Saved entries
○ ○ ○ ○ ○

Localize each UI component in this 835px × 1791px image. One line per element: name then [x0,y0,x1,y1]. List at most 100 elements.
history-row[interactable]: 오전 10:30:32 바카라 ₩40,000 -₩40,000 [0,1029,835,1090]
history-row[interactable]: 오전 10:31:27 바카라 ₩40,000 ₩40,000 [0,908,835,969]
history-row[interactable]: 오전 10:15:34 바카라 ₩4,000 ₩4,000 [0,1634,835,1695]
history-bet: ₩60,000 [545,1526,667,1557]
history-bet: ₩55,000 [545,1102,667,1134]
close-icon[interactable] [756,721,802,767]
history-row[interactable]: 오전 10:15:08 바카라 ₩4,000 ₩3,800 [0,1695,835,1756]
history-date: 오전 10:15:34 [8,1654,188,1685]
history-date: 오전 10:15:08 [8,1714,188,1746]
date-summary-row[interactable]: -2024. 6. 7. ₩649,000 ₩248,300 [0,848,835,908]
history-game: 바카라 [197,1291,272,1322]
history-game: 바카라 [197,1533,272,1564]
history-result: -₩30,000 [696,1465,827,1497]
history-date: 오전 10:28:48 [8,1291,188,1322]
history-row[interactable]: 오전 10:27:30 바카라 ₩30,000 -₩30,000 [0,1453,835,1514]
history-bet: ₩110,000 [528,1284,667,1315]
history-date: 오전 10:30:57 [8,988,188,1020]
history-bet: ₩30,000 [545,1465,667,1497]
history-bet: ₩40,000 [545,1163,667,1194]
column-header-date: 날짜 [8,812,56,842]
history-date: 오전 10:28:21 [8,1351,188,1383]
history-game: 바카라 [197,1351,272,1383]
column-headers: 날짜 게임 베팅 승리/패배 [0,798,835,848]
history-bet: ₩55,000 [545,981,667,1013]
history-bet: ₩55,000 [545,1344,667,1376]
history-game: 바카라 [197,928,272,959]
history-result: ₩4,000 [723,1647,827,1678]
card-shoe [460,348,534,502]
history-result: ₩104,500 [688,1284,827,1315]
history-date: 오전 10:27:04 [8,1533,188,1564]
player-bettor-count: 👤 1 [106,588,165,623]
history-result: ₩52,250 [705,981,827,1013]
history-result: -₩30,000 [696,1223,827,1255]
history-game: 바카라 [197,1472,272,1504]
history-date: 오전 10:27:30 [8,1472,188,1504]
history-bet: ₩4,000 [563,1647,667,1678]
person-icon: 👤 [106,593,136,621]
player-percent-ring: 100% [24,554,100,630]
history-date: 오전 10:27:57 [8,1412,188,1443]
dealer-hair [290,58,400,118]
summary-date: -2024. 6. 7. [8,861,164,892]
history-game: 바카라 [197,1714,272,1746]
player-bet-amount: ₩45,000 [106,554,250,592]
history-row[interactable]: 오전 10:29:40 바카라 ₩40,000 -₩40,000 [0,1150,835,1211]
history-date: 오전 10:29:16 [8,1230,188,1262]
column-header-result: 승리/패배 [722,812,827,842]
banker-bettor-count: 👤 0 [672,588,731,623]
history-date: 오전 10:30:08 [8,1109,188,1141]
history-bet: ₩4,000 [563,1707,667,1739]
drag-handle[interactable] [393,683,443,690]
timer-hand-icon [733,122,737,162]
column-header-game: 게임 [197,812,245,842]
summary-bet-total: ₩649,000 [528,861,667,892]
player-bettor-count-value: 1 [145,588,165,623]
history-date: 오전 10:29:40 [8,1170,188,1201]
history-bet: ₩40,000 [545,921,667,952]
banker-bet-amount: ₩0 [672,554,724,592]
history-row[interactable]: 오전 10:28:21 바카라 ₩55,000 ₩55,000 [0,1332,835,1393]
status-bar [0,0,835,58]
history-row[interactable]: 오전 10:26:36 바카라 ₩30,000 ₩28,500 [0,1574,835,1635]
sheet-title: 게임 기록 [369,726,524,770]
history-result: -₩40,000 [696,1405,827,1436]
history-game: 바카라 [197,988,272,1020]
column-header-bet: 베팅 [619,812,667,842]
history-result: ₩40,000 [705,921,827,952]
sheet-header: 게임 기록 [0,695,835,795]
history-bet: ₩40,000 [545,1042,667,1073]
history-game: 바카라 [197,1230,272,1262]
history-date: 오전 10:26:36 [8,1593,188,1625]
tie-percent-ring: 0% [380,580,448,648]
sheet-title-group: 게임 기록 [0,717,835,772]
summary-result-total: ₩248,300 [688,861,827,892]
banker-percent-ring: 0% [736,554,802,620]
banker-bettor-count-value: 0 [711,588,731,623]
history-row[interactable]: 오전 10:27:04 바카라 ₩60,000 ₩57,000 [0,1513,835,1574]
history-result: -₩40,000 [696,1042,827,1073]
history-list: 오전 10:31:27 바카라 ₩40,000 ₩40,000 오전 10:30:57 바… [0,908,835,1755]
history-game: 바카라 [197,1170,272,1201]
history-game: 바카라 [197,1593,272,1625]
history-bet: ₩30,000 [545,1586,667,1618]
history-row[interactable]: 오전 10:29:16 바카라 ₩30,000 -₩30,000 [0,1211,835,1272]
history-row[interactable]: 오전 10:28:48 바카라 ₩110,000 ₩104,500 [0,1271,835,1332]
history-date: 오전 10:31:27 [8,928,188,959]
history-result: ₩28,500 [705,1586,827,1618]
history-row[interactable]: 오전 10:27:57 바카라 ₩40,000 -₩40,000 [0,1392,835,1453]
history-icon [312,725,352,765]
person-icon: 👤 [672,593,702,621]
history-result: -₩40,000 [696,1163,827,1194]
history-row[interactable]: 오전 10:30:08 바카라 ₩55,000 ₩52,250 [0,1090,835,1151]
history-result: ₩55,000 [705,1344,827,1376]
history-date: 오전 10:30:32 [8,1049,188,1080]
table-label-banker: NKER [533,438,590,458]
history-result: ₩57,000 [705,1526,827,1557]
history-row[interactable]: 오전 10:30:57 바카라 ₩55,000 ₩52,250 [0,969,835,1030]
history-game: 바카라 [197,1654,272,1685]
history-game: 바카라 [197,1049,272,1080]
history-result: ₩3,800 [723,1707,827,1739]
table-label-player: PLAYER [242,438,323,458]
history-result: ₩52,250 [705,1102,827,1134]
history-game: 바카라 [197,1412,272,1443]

○ ○ ○ ○ ○

### AIM
Write out all of the material above, line for line, without changing anything.

### EXPECTED ANSWER
Localize each UI component in this 835px × 1791px image. One line per element: name then [x0,y0,x1,y1]. List at most 100 elements.
history-row[interactable]: 오전 10:30:32 바카라 ₩40,000 -₩40,000 [0,1029,835,1090]
history-row[interactable]: 오전 10:31:27 바카라 ₩40,000 ₩40,000 [0,908,835,969]
history-row[interactable]: 오전 10:15:34 바카라 ₩4,000 ₩4,000 [0,1634,835,1695]
history-bet: ₩60,000 [545,1526,667,1557]
history-bet: ₩55,000 [545,1102,667,1134]
close-icon[interactable] [756,721,802,767]
history-row[interactable]: 오전 10:15:08 바카라 ₩4,000 ₩3,800 [0,1695,835,1756]
history-date: 오전 10:15:34 [8,1654,188,1685]
history-date: 오전 10:15:08 [8,1714,188,1746]
date-summary-row[interactable]: -2024. 6. 7. ₩649,000 ₩248,300 [0,848,835,908]
history-game: 바카라 [197,1291,272,1322]
history-game: 바카라 [197,1533,272,1564]
history-result: -₩30,000 [696,1465,827,1497]
history-date: 오전 10:28:48 [8,1291,188,1322]
history-row[interactable]: 오전 10:27:30 바카라 ₩30,000 -₩30,000 [0,1453,835,1514]
history-bet: ₩110,000 [528,1284,667,1315]
history-date: 오전 10:30:57 [8,988,188,1020]
history-bet: ₩30,000 [545,1465,667,1497]
history-bet: ₩40,000 [545,1163,667,1194]
column-header-date: 날짜 [8,812,56,842]
history-date: 오전 10:28:21 [8,1351,188,1383]
history-game: 바카라 [197,1351,272,1383]
column-headers: 날짜 게임 베팅 승리/패배 [0,798,835,848]
history-bet: ₩55,000 [545,981,667,1013]
history-bet: ₩55,000 [545,1344,667,1376]
history-game: 바카라 [197,928,272,959]
history-result: ₩4,000 [723,1647,827,1678]
card-shoe [460,348,534,502]
history-result: ₩104,500 [688,1284,827,1315]
history-date: 오전 10:27:04 [8,1533,188,1564]
player-bettor-count: 👤 1 [106,588,165,623]
history-result: ₩52,250 [705,981,827,1013]
history-result: -₩30,000 [696,1223,827,1255]
history-game: 바카라 [197,1472,272,1504]
history-date: 오전 10:27:30 [8,1472,188,1504]
history-bet: ₩4,000 [563,1647,667,1678]
person-icon: 👤 [106,593,136,621]
player-percent-ring: 100% [24,554,100,630]
history-date: 오전 10:27:57 [8,1412,188,1443]
dealer-hair [290,58,400,118]
summary-date: -2024. 6. 7. [8,861,164,892]
history-game: 바카라 [197,1714,272,1746]
player-bet-amount: ₩45,000 [106,554,250,592]
history-row[interactable]: 오전 10:29:40 바카라 ₩40,000 -₩40,000 [0,1150,835,1211]
history-date: 오전 10:29:16 [8,1230,188,1262]
column-header-result: 승리/패배 [722,812,827,842]
banker-bettor-count: 👤 0 [672,588,731,623]
history-date: 오전 10:30:08 [8,1109,188,1141]
history-bet: ₩4,000 [563,1707,667,1739]
drag-handle[interactable] [393,683,443,690]
timer-hand-icon [733,122,737,162]
column-header-game: 게임 [197,812,245,842]
summary-bet-total: ₩649,000 [528,861,667,892]
player-bettor-count-value: 1 [145,588,165,623]
history-date: 오전 10:29:40 [8,1170,188,1201]
history-bet: ₩40,000 [545,921,667,952]
banker-bet-amount: ₩0 [672,554,724,592]
history-row[interactable]: 오전 10:28:21 바카라 ₩55,000 ₩55,000 [0,1332,835,1393]
status-bar [0,0,835,58]
history-row[interactable]: 오전 10:26:36 바카라 ₩30,000 ₩28,500 [0,1574,835,1635]
sheet-title: 게임 기록 [369,726,524,770]
history-result: -₩40,000 [696,1405,827,1436]
history-game: 바카라 [197,988,272,1020]
column-header-bet: 베팅 [619,812,667,842]
history-result: ₩40,000 [705,921,827,952]
sheet-header: 게임 기록 [0,695,835,795]
history-bet: ₩40,000 [545,1042,667,1073]
history-game: 바카라 [197,1230,272,1262]
history-date: 오전 10:26:36 [8,1593,188,1625]
tie-percent-ring: 0% [380,580,448,648]
sheet-title-group: 게임 기록 [0,717,835,772]
summary-result-total: ₩248,300 [688,861,827,892]
banker-percent-ring: 0% [736,554,802,620]
banker-bettor-count-value: 0 [711,588,731,623]
history-row[interactable]: 오전 10:27:04 바카라 ₩60,000 ₩57,000 [0,1513,835,1574]
history-result: -₩40,000 [696,1042,827,1073]
history-list: 오전 10:31:27 바카라 ₩40,000 ₩40,000 오전 10:30:57 바… [0,908,835,1755]
history-game: 바카라 [197,1170,272,1201]
history-game: 바카라 [197,1593,272,1625]
history-bet: ₩30,000 [545,1586,667,1618]
history-row[interactable]: 오전 10:29:16 바카라 ₩30,000 -₩30,000 [0,1211,835,1272]
history-row[interactable]: 오전 10:28:48 바카라 ₩110,000 ₩104,500 [0,1271,835,1332]
history-date: 오전 10:31:27 [8,928,188,959]
history-result: ₩28,500 [705,1586,827,1618]
history-row[interactable]: 오전 10:27:57 바카라 ₩40,000 -₩40,000 [0,1392,835,1453]
history-icon [312,725,352,765]
person-icon: 👤 [672,593,702,621]
history-result: -₩40,000 [696,1163,827,1194]
history-row[interactable]: 오전 10:30:08 바카라 ₩55,000 ₩52,250 [0,1090,835,1151]
history-result: ₩55,000 [705,1344,827,1376]
history-date: 오전 10:30:32 [8,1049,188,1080]
table-label-banker: NKER [533,438,590,458]
history-result: ₩57,000 [705,1526,827,1557]
history-row[interactable]: 오전 10:30:57 바카라 ₩55,000 ₩52,250 [0,969,835,1030]
history-game: 바카라 [197,1654,272,1685]
history-game: 바카라 [197,1049,272,1080]
history-result: ₩3,800 [723,1707,827,1739]
table-label-player: PLAYER [242,438,323,458]
history-result: ₩52,250 [705,1102,827,1134]
history-game: 바카라 [197,1412,272,1443]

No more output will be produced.